## Start

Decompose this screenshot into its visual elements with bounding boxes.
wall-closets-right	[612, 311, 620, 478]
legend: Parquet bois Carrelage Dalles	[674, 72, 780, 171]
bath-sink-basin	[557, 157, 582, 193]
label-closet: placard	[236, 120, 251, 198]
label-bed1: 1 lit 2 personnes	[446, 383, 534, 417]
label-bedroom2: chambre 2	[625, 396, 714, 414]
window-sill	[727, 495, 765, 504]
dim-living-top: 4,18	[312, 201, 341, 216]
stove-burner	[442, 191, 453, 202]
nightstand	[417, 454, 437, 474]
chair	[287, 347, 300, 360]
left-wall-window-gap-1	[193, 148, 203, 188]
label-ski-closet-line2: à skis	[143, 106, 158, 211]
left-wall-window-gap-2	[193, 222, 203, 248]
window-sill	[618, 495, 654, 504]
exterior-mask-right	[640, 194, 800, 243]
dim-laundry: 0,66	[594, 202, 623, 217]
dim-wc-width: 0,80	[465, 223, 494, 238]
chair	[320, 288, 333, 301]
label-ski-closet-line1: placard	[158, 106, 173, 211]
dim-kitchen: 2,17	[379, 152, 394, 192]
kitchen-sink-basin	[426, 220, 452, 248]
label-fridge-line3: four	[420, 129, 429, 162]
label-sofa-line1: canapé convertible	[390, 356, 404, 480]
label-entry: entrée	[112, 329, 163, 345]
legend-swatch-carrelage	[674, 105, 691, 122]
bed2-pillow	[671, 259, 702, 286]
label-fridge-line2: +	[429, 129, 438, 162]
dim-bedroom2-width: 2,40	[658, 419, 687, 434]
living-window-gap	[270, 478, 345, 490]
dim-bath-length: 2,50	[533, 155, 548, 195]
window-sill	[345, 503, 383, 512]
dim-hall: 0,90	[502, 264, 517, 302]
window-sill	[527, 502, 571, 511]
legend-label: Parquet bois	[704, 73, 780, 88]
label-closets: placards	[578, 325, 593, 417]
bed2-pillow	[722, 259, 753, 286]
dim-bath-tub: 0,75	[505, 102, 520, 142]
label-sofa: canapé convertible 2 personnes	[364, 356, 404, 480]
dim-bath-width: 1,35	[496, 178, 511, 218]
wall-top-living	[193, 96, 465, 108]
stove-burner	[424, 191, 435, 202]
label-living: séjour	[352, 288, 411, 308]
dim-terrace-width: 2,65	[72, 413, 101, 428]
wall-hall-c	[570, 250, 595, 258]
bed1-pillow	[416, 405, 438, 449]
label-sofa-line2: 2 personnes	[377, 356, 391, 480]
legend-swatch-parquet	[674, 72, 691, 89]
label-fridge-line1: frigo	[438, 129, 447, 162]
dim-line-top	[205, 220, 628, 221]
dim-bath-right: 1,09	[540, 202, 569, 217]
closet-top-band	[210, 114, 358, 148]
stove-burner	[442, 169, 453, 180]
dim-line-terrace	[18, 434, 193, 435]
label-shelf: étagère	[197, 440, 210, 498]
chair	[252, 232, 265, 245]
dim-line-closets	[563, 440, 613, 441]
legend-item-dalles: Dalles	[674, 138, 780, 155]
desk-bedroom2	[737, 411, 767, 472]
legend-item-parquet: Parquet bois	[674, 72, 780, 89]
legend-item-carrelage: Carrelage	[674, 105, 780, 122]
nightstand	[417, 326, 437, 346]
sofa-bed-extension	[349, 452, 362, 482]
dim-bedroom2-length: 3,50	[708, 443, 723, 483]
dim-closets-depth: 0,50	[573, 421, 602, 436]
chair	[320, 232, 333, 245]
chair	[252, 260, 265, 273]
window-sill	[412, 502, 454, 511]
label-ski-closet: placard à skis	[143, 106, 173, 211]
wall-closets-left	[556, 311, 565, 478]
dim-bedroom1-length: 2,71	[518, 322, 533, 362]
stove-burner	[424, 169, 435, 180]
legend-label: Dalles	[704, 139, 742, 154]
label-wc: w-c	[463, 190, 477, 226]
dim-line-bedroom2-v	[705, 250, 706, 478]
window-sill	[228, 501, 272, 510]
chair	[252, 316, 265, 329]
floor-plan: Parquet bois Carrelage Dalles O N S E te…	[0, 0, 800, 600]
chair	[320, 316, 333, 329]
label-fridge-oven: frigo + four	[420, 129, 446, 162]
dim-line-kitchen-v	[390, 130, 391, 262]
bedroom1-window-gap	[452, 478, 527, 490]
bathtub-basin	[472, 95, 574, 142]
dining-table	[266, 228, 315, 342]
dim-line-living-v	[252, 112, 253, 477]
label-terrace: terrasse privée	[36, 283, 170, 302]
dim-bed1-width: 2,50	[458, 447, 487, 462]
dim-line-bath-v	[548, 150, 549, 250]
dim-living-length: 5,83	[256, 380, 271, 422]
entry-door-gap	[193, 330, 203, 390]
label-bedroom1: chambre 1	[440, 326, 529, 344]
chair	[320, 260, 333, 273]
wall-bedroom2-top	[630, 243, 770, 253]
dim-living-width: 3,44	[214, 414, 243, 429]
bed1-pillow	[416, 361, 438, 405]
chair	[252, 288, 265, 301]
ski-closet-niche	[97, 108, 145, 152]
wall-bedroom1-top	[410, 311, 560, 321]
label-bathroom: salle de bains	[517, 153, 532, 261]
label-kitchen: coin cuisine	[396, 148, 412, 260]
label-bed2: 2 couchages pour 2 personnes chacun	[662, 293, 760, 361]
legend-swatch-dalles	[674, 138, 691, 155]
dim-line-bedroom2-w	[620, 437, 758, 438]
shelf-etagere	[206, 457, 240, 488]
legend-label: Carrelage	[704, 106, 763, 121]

## End

■ What the task asks:
Format every line of the records above as a numbered list, omitting any blank lines.

■ Exercise answer:
1. Decompose this screenshot into its visual elements with bounding boxes.
2. wall-closets-right	[612, 311, 620, 478]
3. legend: Parquet bois Carrelage Dalles	[674, 72, 780, 171]
4. bath-sink-basin	[557, 157, 582, 193]
5. label-closet: placard	[236, 120, 251, 198]
6. label-bed1: 1 lit 2 personnes	[446, 383, 534, 417]
7. label-bedroom2: chambre 2	[625, 396, 714, 414]
8. window-sill	[727, 495, 765, 504]
9. dim-living-top: 4,18	[312, 201, 341, 216]
10. stove-burner	[442, 191, 453, 202]
11. nightstand	[417, 454, 437, 474]
12. chair	[287, 347, 300, 360]
13. left-wall-window-gap-1	[193, 148, 203, 188]
14. label-ski-closet-line2: à skis	[143, 106, 158, 211]
15. left-wall-window-gap-2	[193, 222, 203, 248]
16. window-sill	[618, 495, 654, 504]
17. exterior-mask-right	[640, 194, 800, 243]
18. dim-laundry: 0,66	[594, 202, 623, 217]
19. dim-wc-width: 0,80	[465, 223, 494, 238]
20. chair	[320, 288, 333, 301]
21. label-ski-closet-line1: placard	[158, 106, 173, 211]
22. dim-kitchen: 2,17	[379, 152, 394, 192]
23. kitchen-sink-basin	[426, 220, 452, 248]
24. label-fridge-line3: four	[420, 129, 429, 162]
25. label-sofa-line1: canapé convertible	[390, 356, 404, 480]
26. label-entry: entrée	[112, 329, 163, 345]
27. legend-swatch-carrelage	[674, 105, 691, 122]
28. bed2-pillow	[671, 259, 702, 286]
29. label-fridge-line2: +	[429, 129, 438, 162]
30. dim-bedroom2-width: 2,40	[658, 419, 687, 434]
31. living-window-gap	[270, 478, 345, 490]
32. dim-bath-length: 2,50	[533, 155, 548, 195]
33. window-sill	[345, 503, 383, 512]
34. dim-hall: 0,90	[502, 264, 517, 302]
35. window-sill	[527, 502, 571, 511]
36. legend-label: Parquet bois	[704, 73, 780, 88]
37. label-closets: placards	[578, 325, 593, 417]
38. bed2-pillow	[722, 259, 753, 286]
39. dim-bath-tub: 0,75	[505, 102, 520, 142]
40. label-sofa: canapé convertible 2 personnes	[364, 356, 404, 480]
41. dim-bath-width: 1,35	[496, 178, 511, 218]
42. wall-top-living	[193, 96, 465, 108]
43. stove-burner	[424, 191, 435, 202]
44. label-living: séjour	[352, 288, 411, 308]
45. dim-terrace-width: 2,65	[72, 413, 101, 428]
46. wall-hall-c	[570, 250, 595, 258]
47. bed1-pillow	[416, 405, 438, 449]
48. label-sofa-line2: 2 personnes	[377, 356, 391, 480]
49. legend-swatch-parquet	[674, 72, 691, 89]
50. label-fridge-line1: frigo	[438, 129, 447, 162]
51. dim-line-top	[205, 220, 628, 221]
52. dim-bath-right: 1,09	[540, 202, 569, 217]
53. closet-top-band	[210, 114, 358, 148]
54. stove-burner	[442, 169, 453, 180]
55. dim-line-terrace	[18, 434, 193, 435]
56. label-shelf: étagère	[197, 440, 210, 498]
57. chair	[252, 232, 265, 245]
58. dim-line-closets	[563, 440, 613, 441]
59. legend-item-dalles: Dalles	[674, 138, 780, 155]
60. desk-bedroom2	[737, 411, 767, 472]
61. legend-item-parquet: Parquet bois	[674, 72, 780, 89]
62. legend-item-carrelage: Carrelage	[674, 105, 780, 122]
63. nightstand	[417, 326, 437, 346]
64. sofa-bed-extension	[349, 452, 362, 482]
65. dim-bedroom2-length: 3,50	[708, 443, 723, 483]
66. dim-closets-depth: 0,50	[573, 421, 602, 436]
67. chair	[320, 232, 333, 245]
68. chair	[252, 260, 265, 273]
69. window-sill	[412, 502, 454, 511]
70. label-ski-closet: placard à skis	[143, 106, 173, 211]
71. wall-closets-left	[556, 311, 565, 478]
72. dim-bedroom1-length: 2,71	[518, 322, 533, 362]
73. stove-burner	[424, 169, 435, 180]
74. legend-label: Dalles	[704, 139, 742, 154]
75. label-wc: w-c	[463, 190, 477, 226]
76. dim-line-bedroom2-v	[705, 250, 706, 478]
77. window-sill	[228, 501, 272, 510]
78. chair	[252, 316, 265, 329]
79. floor-plan: Parquet bois Carrelage Dalles O N S E te…	[0, 0, 800, 600]
80. chair	[320, 316, 333, 329]
81. label-fridge-oven: frigo + four	[420, 129, 446, 162]
82. dim-line-kitchen-v	[390, 130, 391, 262]
83. bedroom1-window-gap	[452, 478, 527, 490]
84. bathtub-basin	[472, 95, 574, 142]
85. dining-table	[266, 228, 315, 342]
86. dim-line-living-v	[252, 112, 253, 477]
87. label-terrace: terrasse privée	[36, 283, 170, 302]
88. dim-bed1-width: 2,50	[458, 447, 487, 462]
89. dim-line-bath-v	[548, 150, 549, 250]
90. dim-living-length: 5,83	[256, 380, 271, 422]
91. entry-door-gap	[193, 330, 203, 390]
92. label-bedroom1: chambre 1	[440, 326, 529, 344]
93. chair	[320, 260, 333, 273]
94. wall-bedroom2-top	[630, 243, 770, 253]
95. dim-living-width: 3,44	[214, 414, 243, 429]
96. bed1-pillow	[416, 361, 438, 405]
97. chair	[252, 288, 265, 301]
98. ski-closet-niche	[97, 108, 145, 152]
99. wall-bedroom1-top	[410, 311, 560, 321]
100. label-bathroom: salle de bains	[517, 153, 532, 261]
101. label-kitchen: coin cuisine	[396, 148, 412, 260]
102. label-bed2: 2 couchages pour 2 personnes chacun	[662, 293, 760, 361]
103. legend-swatch-dalles	[674, 138, 691, 155]
104. dim-line-bedroom2-w	[620, 437, 758, 438]
105. shelf-etagere	[206, 457, 240, 488]
106. legend-label: Carrelage	[704, 106, 763, 121]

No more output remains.